WHAT IS BEING ASKED:
Single out each line with the word "views" and copy it.

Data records
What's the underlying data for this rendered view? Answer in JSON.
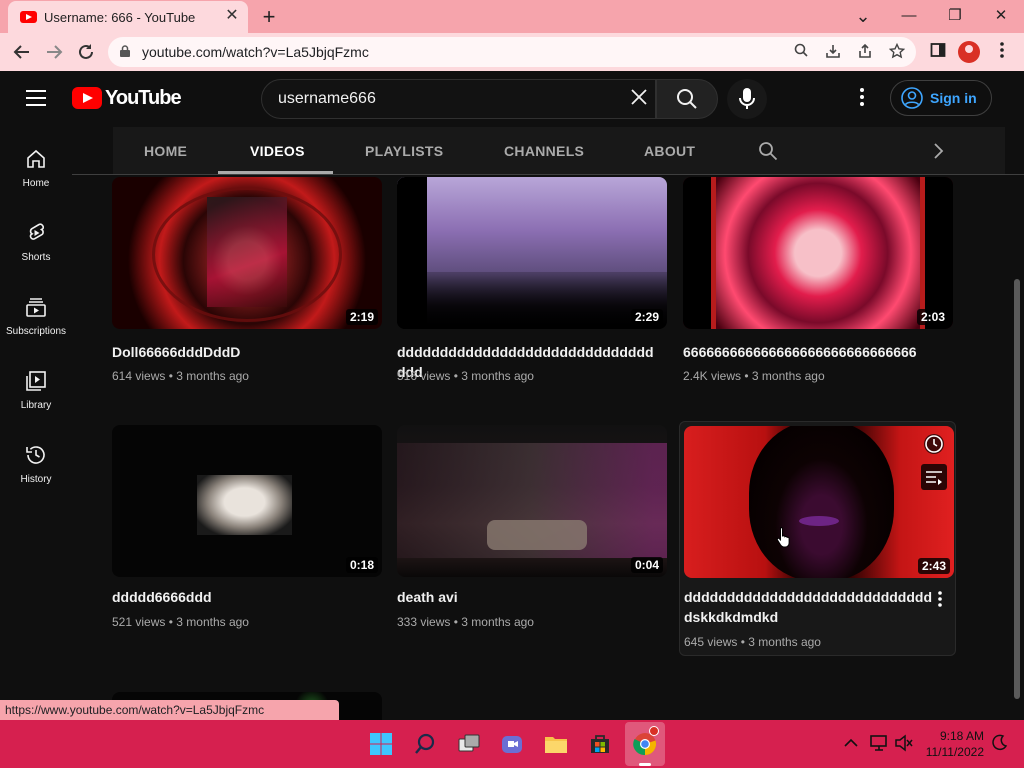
{
  "browser": {
    "tab_title": "Username: 666 - YouTube",
    "tab_close": "✕",
    "new_tab": "+",
    "address": "youtube.com/watch?v=La5JbjqFzmc",
    "status_url": "https://www.youtube.com/watch?v=La5JbjqFzmc",
    "window_minimize": "—",
    "window_restore": "❐",
    "window_close": "✕",
    "dropdown": "⌄"
  },
  "youtube": {
    "logo_text": "YouTube",
    "search_query": "username666",
    "sign_in": "Sign in",
    "guide": [
      {
        "label": "Home",
        "icon": "home-icon"
      },
      {
        "label": "Shorts",
        "icon": "shorts-icon"
      },
      {
        "label": "Subscriptions",
        "icon": "subscriptions-icon"
      },
      {
        "label": "Library",
        "icon": "library-icon"
      },
      {
        "label": "History",
        "icon": "history-icon"
      }
    ],
    "channel_tabs": [
      "HOME",
      "VIDEOS",
      "PLAYLISTS",
      "CHANNELS",
      "ABOUT"
    ],
    "active_tab": "VIDEOS",
    "videos": [
      {
        "title": "Doll66666dddDddD",
        "views": "614 views",
        "age": "3 months ago",
        "duration": "2:19"
      },
      {
        "title": "ddddddddddddddddddddddddddddddddd",
        "views": "516 views",
        "age": "3 months ago",
        "duration": "2:29"
      },
      {
        "title": "666666666666666666666666666666",
        "views": "2.4K views",
        "age": "3 months ago",
        "duration": "2:03"
      },
      {
        "title": "ddddd6666ddd",
        "views": "521 views",
        "age": "3 months ago",
        "duration": "0:18"
      },
      {
        "title": "death avi",
        "views": "333 views",
        "age": "3 months ago",
        "duration": "0:04"
      },
      {
        "title": "ddddddddddddddddddddddddddddddskkdkdmdkd",
        "views": "645 views",
        "age": "3 months ago",
        "duration": "2:43"
      }
    ],
    "meta_separator": "•"
  },
  "taskbar": {
    "time": "9:18 AM",
    "date": "11/11/2022"
  },
  "colors": {
    "chrome_titlebar": "#f6a4ac",
    "chrome_toolbar": "#fdd9dd",
    "youtube_bg": "#0f0f0f",
    "youtube_red": "#ff0000",
    "sign_in_blue": "#3ea6ff",
    "taskbar": "#d6204f"
  }
}
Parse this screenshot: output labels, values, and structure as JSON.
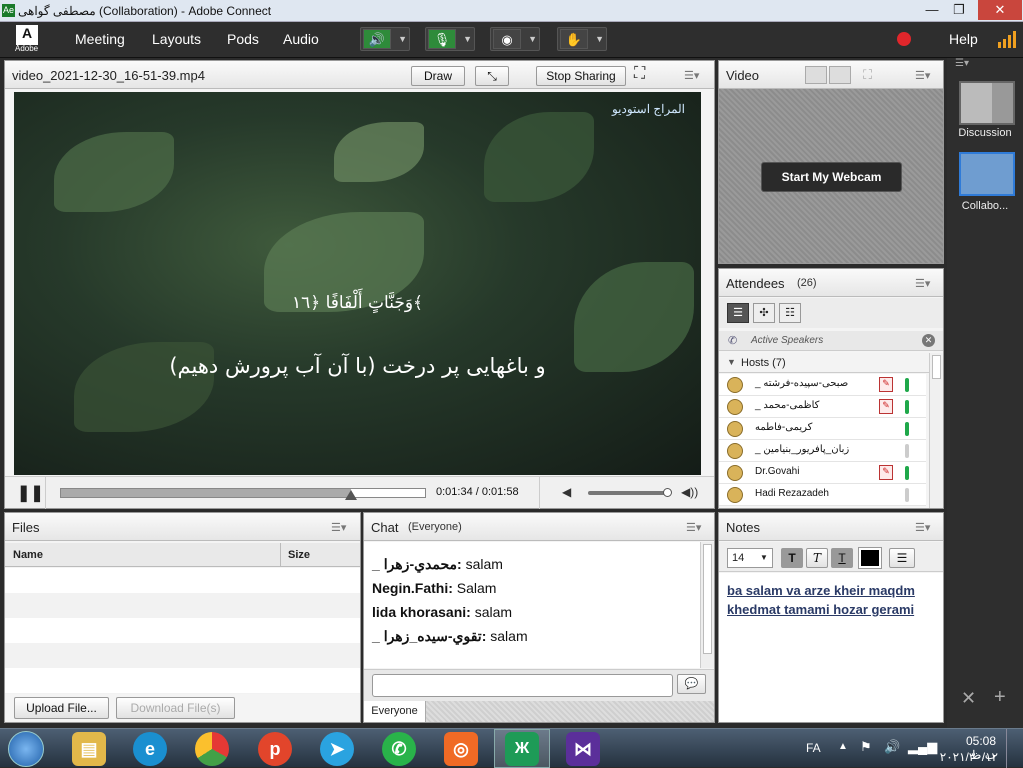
{
  "window": {
    "title": "مصطفی گواهی (Collaboration) - Adobe Connect",
    "minimize": "—",
    "restore": "❐",
    "close": "✕"
  },
  "menu": {
    "logo": "Adobe",
    "items": [
      "Meeting",
      "Layouts",
      "Pods",
      "Audio"
    ],
    "help": "Help"
  },
  "share_pod": {
    "title": "video_2021-12-30_16-51-39.mp4",
    "draw_label": "Draw",
    "stop_sharing_label": "Stop Sharing",
    "watermark": "المراج استودیو",
    "arabic_line": "وَجَنَّاتٍ أَلْفَافًا ﴿١٦﴾",
    "persian_line": "و باغهایی پر درخت (با آن آب پرورش دهیم)",
    "time_display": "0:01:34 / 0:01:58",
    "progress_percent": 79.6,
    "volume_percent": 100
  },
  "video_pod": {
    "title": "Video",
    "webcam_button": "Start My Webcam"
  },
  "attendees_pod": {
    "title": "Attendees",
    "count": "(26)",
    "active_speakers": "Active Speakers",
    "hosts_label": "Hosts (7)",
    "hosts": [
      {
        "name": "_ صبحی-سپیده-فرشته",
        "mic": true,
        "level": "on"
      },
      {
        "name": "_ کاظمی-محمد",
        "mic": true,
        "level": "on"
      },
      {
        "name": "کریمی-فاطمه",
        "mic": false,
        "level": "on"
      },
      {
        "name": "_ زبان_پافریور_بنیامین",
        "mic": false,
        "level": "off"
      },
      {
        "name": "Dr.Govahi",
        "mic": true,
        "level": "on"
      },
      {
        "name": "Hadi Rezazadeh",
        "mic": false,
        "level": "off"
      }
    ]
  },
  "files_pod": {
    "title": "Files",
    "col_name": "Name",
    "col_size": "Size",
    "upload_label": "Upload File...",
    "download_label": "Download File(s)"
  },
  "chat_pod": {
    "title": "Chat",
    "audience": "(Everyone)",
    "messages": [
      {
        "sender": "_ محمدي-زهرا:",
        "text": "salam"
      },
      {
        "sender": "Negin.Fathi:",
        "text": "Salam"
      },
      {
        "sender": "lida khorasani:",
        "text": "salam"
      },
      {
        "sender": "_ تقوي-سيده_زهرا:",
        "text": "salam"
      }
    ],
    "tab_label": "Everyone"
  },
  "notes_pod": {
    "title": "Notes",
    "font_size": "14",
    "text_line1": "ba salam va arze kheir maqdm",
    "text_line2": "khedmat tamami hozar gerami"
  },
  "layouts": [
    {
      "label": "Discussion"
    },
    {
      "label": "Collabo..."
    }
  ],
  "taskbar": {
    "lang": "FA",
    "time": "05:08 ب.ظ",
    "date": "۲۰۲۱/۳۰/۱۲"
  },
  "colors": {
    "accent": "#1fa84a",
    "record": "#e0262b"
  }
}
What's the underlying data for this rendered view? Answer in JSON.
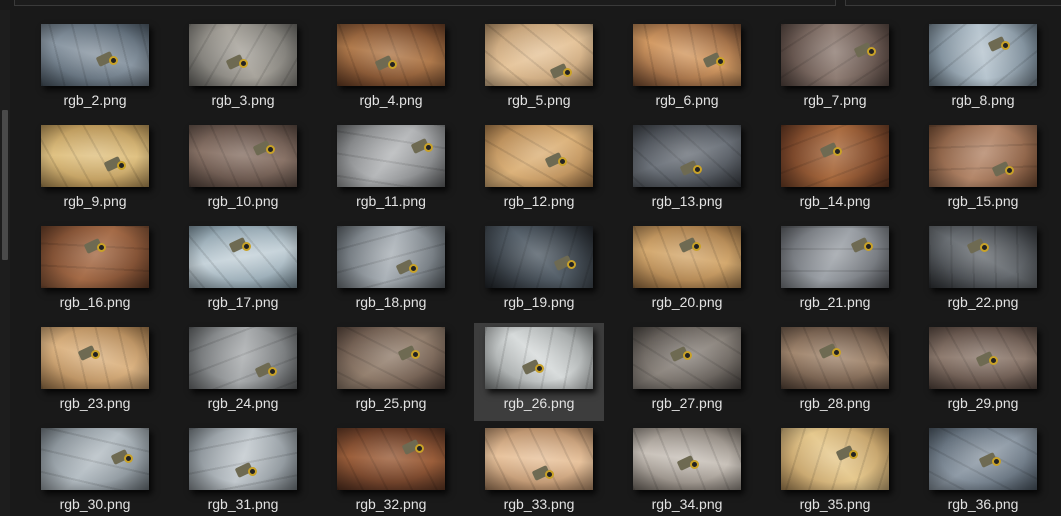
{
  "files": [
    {
      "name": "rgb_2.png",
      "bg": "#4d5a66",
      "accent": "#8a97a3",
      "selected": false
    },
    {
      "name": "rgb_3.png",
      "bg": "#6f6e6a",
      "accent": "#a8a49c",
      "selected": false
    },
    {
      "name": "rgb_4.png",
      "bg": "#6b4026",
      "accent": "#b07a4c",
      "selected": false
    },
    {
      "name": "rgb_5.png",
      "bg": "#b5926a",
      "accent": "#e6c59b",
      "selected": false
    },
    {
      "name": "rgb_6.png",
      "bg": "#7a4f33",
      "accent": "#d39a63",
      "selected": false
    },
    {
      "name": "rgb_7.png",
      "bg": "#5a4a44",
      "accent": "#8f7d74",
      "selected": false
    },
    {
      "name": "rgb_8.png",
      "bg": "#6f7f8c",
      "accent": "#b7c5cf",
      "selected": false
    },
    {
      "name": "rgb_9.png",
      "bg": "#b89558",
      "accent": "#e0c283",
      "selected": false
    },
    {
      "name": "rgb_10.png",
      "bg": "#5b4a42",
      "accent": "#8a7468",
      "selected": false
    },
    {
      "name": "rgb_11.png",
      "bg": "#6a6c6e",
      "accent": "#b5b7b9",
      "selected": false
    },
    {
      "name": "rgb_12.png",
      "bg": "#a87c4b",
      "accent": "#dcb27a",
      "selected": false
    },
    {
      "name": "rgb_13.png",
      "bg": "#3c4046",
      "accent": "#6e747c",
      "selected": false
    },
    {
      "name": "rgb_14.png",
      "bg": "#6a3b24",
      "accent": "#a96a3e",
      "selected": false
    },
    {
      "name": "rgb_15.png",
      "bg": "#7b5238",
      "accent": "#b4876a",
      "selected": false
    },
    {
      "name": "rgb_16.png",
      "bg": "#6a4029",
      "accent": "#a56b47",
      "selected": false
    },
    {
      "name": "rgb_17.png",
      "bg": "#8196a2",
      "accent": "#c6d3da",
      "selected": false
    },
    {
      "name": "rgb_18.png",
      "bg": "#5f666c",
      "accent": "#aab1b7",
      "selected": false
    },
    {
      "name": "rgb_19.png",
      "bg": "#23272c",
      "accent": "#55606a",
      "selected": false
    },
    {
      "name": "rgb_20.png",
      "bg": "#9e7445",
      "accent": "#d4a96f",
      "selected": false
    },
    {
      "name": "rgb_21.png",
      "bg": "#5e6166",
      "accent": "#9da2a8",
      "selected": false
    },
    {
      "name": "rgb_22.png",
      "bg": "#33363a",
      "accent": "#6b7075",
      "selected": false
    },
    {
      "name": "rgb_23.png",
      "bg": "#a67d4f",
      "accent": "#dcb483",
      "selected": false
    },
    {
      "name": "rgb_24.png",
      "bg": "#676a6c",
      "accent": "#a9acae",
      "selected": false
    },
    {
      "name": "rgb_25.png",
      "bg": "#5c4a40",
      "accent": "#94806f",
      "selected": false
    },
    {
      "name": "rgb_26.png",
      "bg": "#8a8e8e",
      "accent": "#d7dbdb",
      "selected": true
    },
    {
      "name": "rgb_27.png",
      "bg": "#4f4a46",
      "accent": "#8c857e",
      "selected": false
    },
    {
      "name": "rgb_28.png",
      "bg": "#5e4b3e",
      "accent": "#a2876f",
      "selected": false
    },
    {
      "name": "rgb_29.png",
      "bg": "#5b4b43",
      "accent": "#8f7c70",
      "selected": false
    },
    {
      "name": "rgb_30.png",
      "bg": "#727b82",
      "accent": "#b5bec4",
      "selected": false
    },
    {
      "name": "rgb_31.png",
      "bg": "#7a8288",
      "accent": "#c2c9ce",
      "selected": false
    },
    {
      "name": "rgb_32.png",
      "bg": "#5c3523",
      "accent": "#9c5f3b",
      "selected": false
    },
    {
      "name": "rgb_33.png",
      "bg": "#b08763",
      "accent": "#e8c39d",
      "selected": false
    },
    {
      "name": "rgb_34.png",
      "bg": "#7e766e",
      "accent": "#c9c2ba",
      "selected": false
    },
    {
      "name": "rgb_35.png",
      "bg": "#b38f5a",
      "accent": "#e6c98e",
      "selected": false
    },
    {
      "name": "rgb_36.png",
      "bg": "#4e5a66",
      "accent": "#8e9aa6",
      "selected": false
    }
  ]
}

ANSWER TO THE EXERCISE:
        "views": "614 views",
        "views": "516 views",
        "views": "2.4K views",
        "views": "521 views",
        "views": "333 views",
        "views": "645 views",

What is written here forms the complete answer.